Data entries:
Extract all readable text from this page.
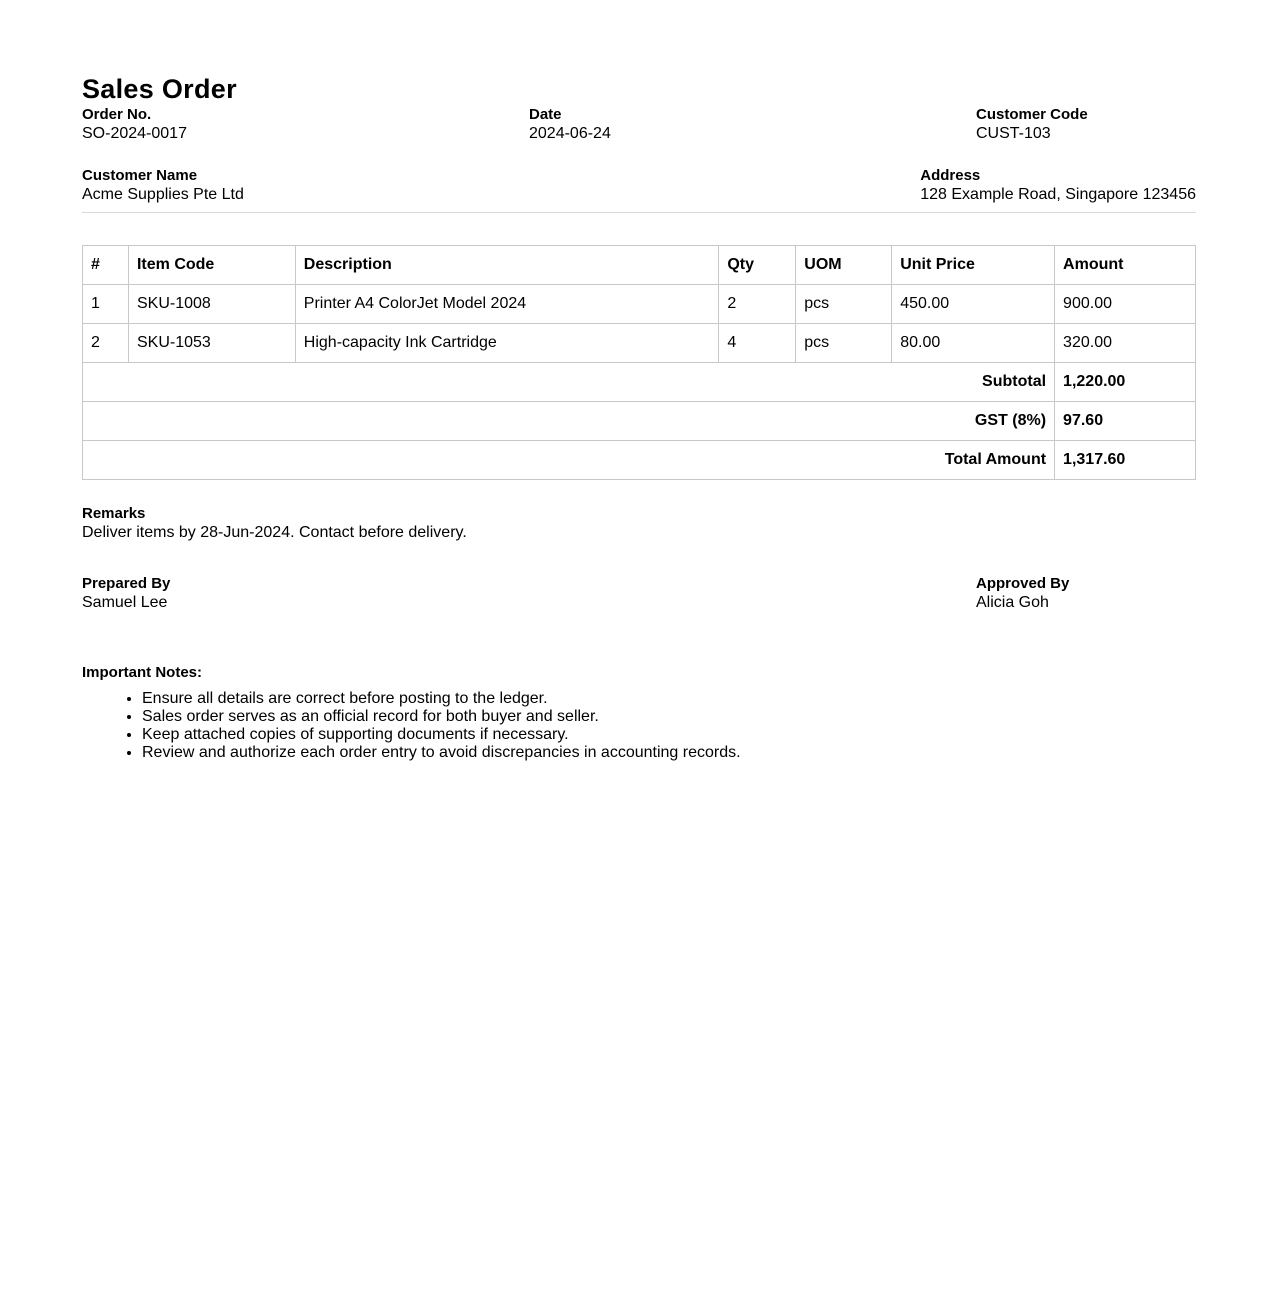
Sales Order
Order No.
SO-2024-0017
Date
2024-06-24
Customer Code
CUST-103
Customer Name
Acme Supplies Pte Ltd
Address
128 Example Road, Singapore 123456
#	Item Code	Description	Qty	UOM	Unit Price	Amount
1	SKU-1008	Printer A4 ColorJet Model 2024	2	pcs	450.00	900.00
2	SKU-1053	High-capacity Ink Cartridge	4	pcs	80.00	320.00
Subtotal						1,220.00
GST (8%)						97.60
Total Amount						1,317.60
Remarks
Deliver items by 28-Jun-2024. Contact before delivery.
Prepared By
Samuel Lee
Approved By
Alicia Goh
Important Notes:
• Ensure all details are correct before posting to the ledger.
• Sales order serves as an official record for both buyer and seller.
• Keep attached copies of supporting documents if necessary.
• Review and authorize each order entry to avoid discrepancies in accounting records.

PROBLEM:
From the listing above, pick out every line containing "Amount".

FINISHED EXERCISE:
#	Item Code	Description	Qty	UOM	Unit Price	Amount
Total Amount						1,317.60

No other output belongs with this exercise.